-------- Provided material --------

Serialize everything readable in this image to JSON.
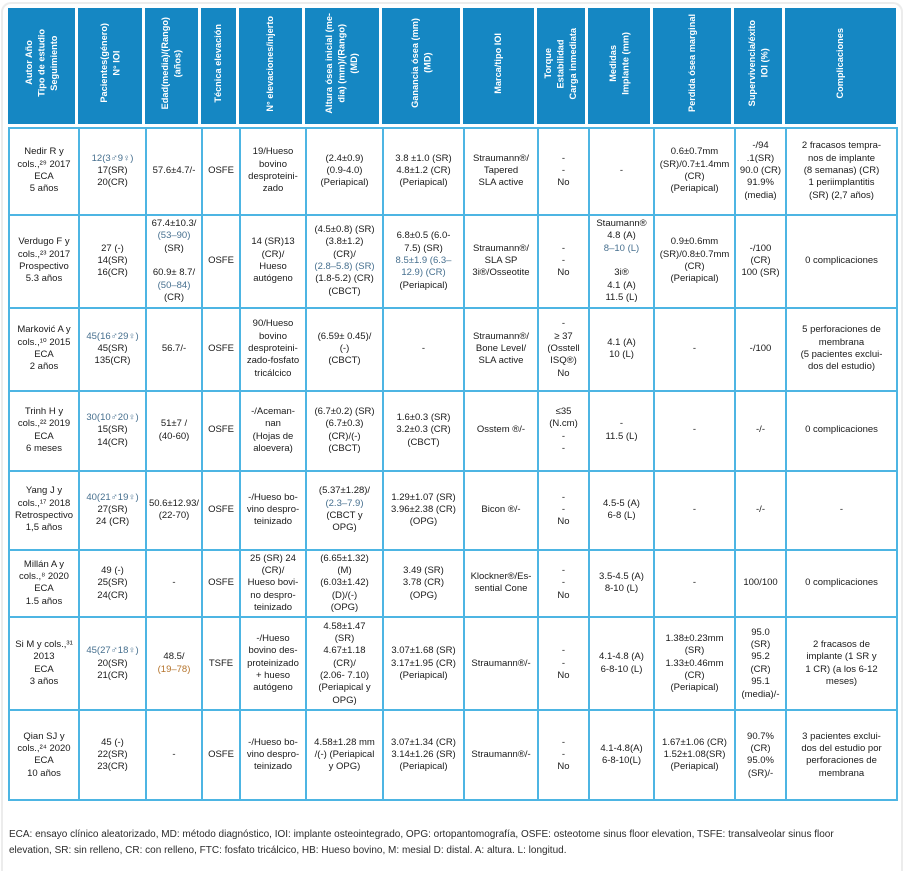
{
  "colors": {
    "header_bg": "#1587c3",
    "grid": "#4db5e3",
    "link_blue": "#47708f",
    "link_orange": "#b5742c"
  },
  "table": {
    "columns": [
      {
        "label": "Autor Año\nTipo de estudio\nSeguimiento"
      },
      {
        "label": "Pacientes(género)\nN° IOI"
      },
      {
        "label": "Edad(media)/(Rango)\n(años)"
      },
      {
        "label": "Técnica elevación"
      },
      {
        "label": "N° elevaciones/injerto"
      },
      {
        "label": "Altura ósea inicial (me-\ndia) (mm)/(Rango)\n(MD)"
      },
      {
        "label": "Ganancia ósea (mm)\n(MD)"
      },
      {
        "label": "Marca/tipo IOI"
      },
      {
        "label": "Torque\nEstabilidad\nCarga inmediata"
      },
      {
        "label": "Medidas\nImplante (mm)"
      },
      {
        "label": "Perdida ósea marginal"
      },
      {
        "label": "Supervivencia/éxito\nIOI (%)"
      },
      {
        "label": "Complicaciones"
      }
    ],
    "rows": [
      {
        "cells": [
          [
            "Nedir R y",
            "cols.,²⁹ 2017",
            "ECA",
            "5 años"
          ],
          [
            {
              "t": "12(3♂9♀)",
              "c": "blue"
            },
            "17(SR)",
            "20(CR)"
          ],
          [
            "57.6±4.7/-"
          ],
          [
            "OSFE"
          ],
          [
            "19/Hueso",
            "bovino",
            "desproteini-",
            "zado"
          ],
          [
            "(2.4±0.9)",
            "(0.9-4.0)",
            "(Periapical)"
          ],
          [
            "3.8 ±1.0 (SR)",
            "4.8±1.2 (CR)",
            "(Periapical)"
          ],
          [
            "Straumann®/",
            "Tapered",
            "SLA active"
          ],
          [
            "-",
            "-",
            "No"
          ],
          [
            "-"
          ],
          [
            "0.6±0.7mm",
            "(SR)/0.7±1.4mm",
            "(CR)",
            "(Periapical)"
          ],
          [
            "-/94",
            ".1(SR)",
            "90.0 (CR)",
            "91.9%",
            "(media)"
          ],
          [
            "2 fracasos tempra-",
            "nos de implante",
            "(8 semanas) (CR)",
            "1 periimplantitis",
            "(SR) (2,7 años)"
          ]
        ]
      },
      {
        "cells": [
          [
            "Verdugo F y",
            "cols.,²³ 2017",
            "Prospectivo",
            "5.3 años"
          ],
          [
            "27 (-)",
            "14(SR)",
            "16(CR)"
          ],
          [
            "67.4±10.3/",
            {
              "t": "(53–90)",
              "c": "blue"
            },
            "(SR)",
            "",
            "60.9± 8.7/",
            {
              "t": "(50–84)",
              "c": "blue"
            },
            "(CR)"
          ],
          [
            "OSFE"
          ],
          [
            "14 (SR)13",
            "(CR)/",
            "Hueso",
            "autógeno"
          ],
          [
            "(4.5±0.8) (SR)",
            "(3.8±1.2)",
            "(CR)/",
            {
              "t": "(2.8–5.8) (SR)",
              "c": "blue"
            },
            "(1.8-5.2) (CR)",
            "(CBCT)"
          ],
          [
            "6.8±0.5 (6.0-",
            "7.5) (SR)",
            {
              "t": "8.5±1.9 (6.3–",
              "c": "blue"
            },
            {
              "t": "12.9) (CR)",
              "c": "blue"
            },
            "(Periapical)"
          ],
          [
            "Straumann®/",
            "SLA SP",
            "3i®/Osseotite"
          ],
          [
            "-",
            "-",
            "No"
          ],
          [
            "Staumann®",
            "4.8 (A)",
            {
              "t": "8–10 (L)",
              "c": "blue"
            },
            "",
            "3i®",
            "4.1 (A)",
            "11.5 (L)"
          ],
          [
            "0.9±0.6mm",
            "(SR)/0.8±0.7mm",
            "(CR)",
            "(Periapical)"
          ],
          [
            "-/100",
            "(CR)",
            "100 (SR)"
          ],
          [
            "0 complicaciones"
          ]
        ]
      },
      {
        "cells": [
          [
            "Marković A y",
            "cols.,¹⁰ 2015",
            "ECA",
            "2 años"
          ],
          [
            {
              "t": "45(16♂29♀)",
              "c": "blue"
            },
            "45(SR)",
            "135(CR)"
          ],
          [
            "56.7/-"
          ],
          [
            "OSFE"
          ],
          [
            "90/Hueso",
            "bovino",
            "desproteini-",
            "zado-fosfato",
            "tricálcico"
          ],
          [
            "(6.59± 0.45)/",
            "(-)",
            "(CBCT)"
          ],
          [
            "-"
          ],
          [
            "Straumann®/",
            "Bone Level/",
            "SLA active"
          ],
          [
            "-",
            "≥ 37",
            "(Osstell",
            "ISQ®)",
            "No"
          ],
          [
            "4.1 (A)",
            "10 (L)"
          ],
          [
            "-"
          ],
          [
            "-/100"
          ],
          [
            "5 perforaciones de",
            "membrana",
            "(5 pacientes exclui-",
            "dos del estudio)"
          ]
        ]
      },
      {
        "cells": [
          [
            "Trinh H y",
            "cols.,²² 2019",
            "ECA",
            "6 meses"
          ],
          [
            {
              "t": "30(10♂20♀)",
              "c": "blue"
            },
            "15(SR)",
            "14(CR)"
          ],
          [
            "51±7 /",
            "(40-60)"
          ],
          [
            "OSFE"
          ],
          [
            "-/Aceman-",
            "nan",
            "(Hojas de",
            "aloevera)"
          ],
          [
            "(6.7±0.2) (SR)",
            "(6.7±0.3)",
            "(CR)/(-)",
            "(CBCT)"
          ],
          [
            "1.6±0.3 (SR)",
            "3.2±0.3 (CR)",
            "(CBCT)"
          ],
          [
            "Osstem ®/-"
          ],
          [
            "≤35",
            "(N.cm)",
            "-",
            "-"
          ],
          [
            "-",
            "11.5 (L)"
          ],
          [
            "-"
          ],
          [
            "-/-"
          ],
          [
            "0 complicaciones"
          ]
        ]
      },
      {
        "cells": [
          [
            "Yang J y",
            "cols.,¹⁷ 2018",
            "Retrospectivo",
            "1,5 años"
          ],
          [
            {
              "t": "40(21♂19♀)",
              "c": "blue"
            },
            "27(SR)",
            "24 (CR)"
          ],
          [
            "50.6±12.93/",
            "(22-70)"
          ],
          [
            "OSFE"
          ],
          [
            "-/Hueso bo-",
            "vino despro-",
            "teinizado"
          ],
          [
            "(5.37±1.28)/",
            {
              "t": "(2.3–7.9)",
              "c": "blue"
            },
            "(CBCT y",
            "OPG)"
          ],
          [
            "1.29±1.07 (SR)",
            "3.96±2.38 (CR)",
            "(OPG)"
          ],
          [
            "Bicon ®/-"
          ],
          [
            "-",
            "-",
            "No"
          ],
          [
            "4.5-5 (A)",
            "6-8 (L)"
          ],
          [
            "-"
          ],
          [
            "-/-"
          ],
          [
            "-"
          ]
        ]
      },
      {
        "cells": [
          [
            "Millán A y",
            "cols.,⁸ 2020",
            "ECA",
            "1.5 años"
          ],
          [
            "49 (-)",
            "25(SR)",
            "24(CR)"
          ],
          [
            "-"
          ],
          [
            "OSFE"
          ],
          [
            "25 (SR) 24",
            "(CR)/",
            "Hueso bovi-",
            "no despro-",
            "teinizado"
          ],
          [
            "(6.65±1.32)",
            "(M)",
            "(6.03±1.42)",
            "(D)/(-)",
            "(OPG)"
          ],
          [
            "3.49 (SR)",
            "3.78 (CR)",
            "(OPG)"
          ],
          [
            "Klockner®/Es-",
            "sential Cone"
          ],
          [
            "-",
            "-",
            "No"
          ],
          [
            "3.5-4.5 (A)",
            "8-10 (L)"
          ],
          [
            "-"
          ],
          [
            "100/100"
          ],
          [
            "0 complicaciones"
          ]
        ]
      },
      {
        "cells": [
          [
            "Si M y cols.,³¹",
            "2013",
            "ECA",
            "3 años"
          ],
          [
            {
              "t": "45(27♂18♀)",
              "c": "blue"
            },
            "20(SR)",
            "21(CR)"
          ],
          [
            "48.5/",
            {
              "t": "(19–78)",
              "c": "orange"
            }
          ],
          [
            "TSFE"
          ],
          [
            "-/Hueso",
            "bovino des-",
            "proteinizado",
            "+ hueso",
            "autógeno"
          ],
          [
            "4.58±1.47",
            "(SR)",
            "4.67±1.18",
            "(CR)/",
            "(2.06- 7.10)",
            "(Periapical y",
            "OPG)"
          ],
          [
            "3.07±1.68 (SR)",
            "3.17±1.95 (CR)",
            "(Periapical)"
          ],
          [
            "Straumann®/-"
          ],
          [
            "-",
            "-",
            "No"
          ],
          [
            "4.1-4.8 (A)",
            "6-8-10 (L)"
          ],
          [
            "1.38±0.23mm",
            "(SR)",
            "1.33±0.46mm",
            "(CR)",
            "(Periapical)"
          ],
          [
            "95.0",
            "(SR)",
            "95.2",
            "(CR)",
            "95.1",
            "(media)/-"
          ],
          [
            "2 fracasos de",
            "implante (1 SR y",
            "1 CR) (a los 6-12",
            "meses)"
          ]
        ]
      },
      {
        "cells": [
          [
            "Qian SJ y",
            "cols.,²⁴ 2020",
            "ECA",
            "10 años"
          ],
          [
            "45 (-)",
            "22(SR)",
            "23(CR)"
          ],
          [
            "-"
          ],
          [
            "OSFE"
          ],
          [
            "-/Hueso bo-",
            "vino despro-",
            "teinizado"
          ],
          [
            "4.58±1.28 mm",
            "/(-) (Periapical",
            "y OPG)"
          ],
          [
            "3.07±1.34 (CR)",
            "3.14±1.26 (SR)",
            "(Periapical)"
          ],
          [
            "Straumann®/-"
          ],
          [
            "-",
            "-",
            "No"
          ],
          [
            "4.1-4.8(A)",
            "6-8-10(L)"
          ],
          [
            "1.67±1.06 (CR)",
            "1.52±1.08(SR)",
            "(Periapical)"
          ],
          [
            "90.7%",
            "(CR)",
            "95.0%",
            "(SR)/-"
          ],
          [
            "3 pacientes exclui-",
            "dos del estudio por",
            "perforaciones de",
            "membrana"
          ]
        ]
      }
    ]
  },
  "footnote": "ECA: ensayo clínico aleatorizado, MD: método diagnóstico, IOI: implante osteointegrado, OPG: ortopantomografía, OSFE: osteotome sinus floor elevation, TSFE: transalveolar sinus floor elevation, SR: sin relleno, CR: con relleno, FTC: fosfato tricálcico, HB: Hueso bovino, M: mesial D: distal. A: altura. L: longitud."
}
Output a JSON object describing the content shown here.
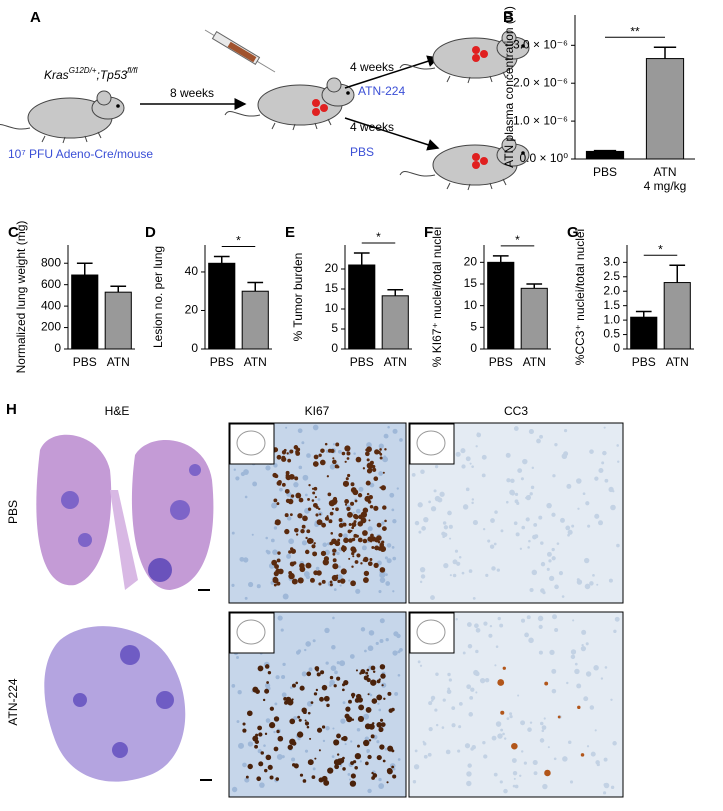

--------

Exercise:
Every line in the data above that includes the word "TSFE" should be copied.

Result below:
            "TSFE"
  "footnote": "ECA: ensayo clínico aleatorizado, MD: método diagnóstico, IOI: implante osteointegrado, OPG: ortopantomografía, OSFE: osteotome sinus floor elevation, TSFE: transalveolar sinus floor elevation, SR: sin relleno, CR: con relleno, FTC: fosfato tricálcico, HB: Hueso bovino, M: mesial D: distal. A: altura. L: longitud."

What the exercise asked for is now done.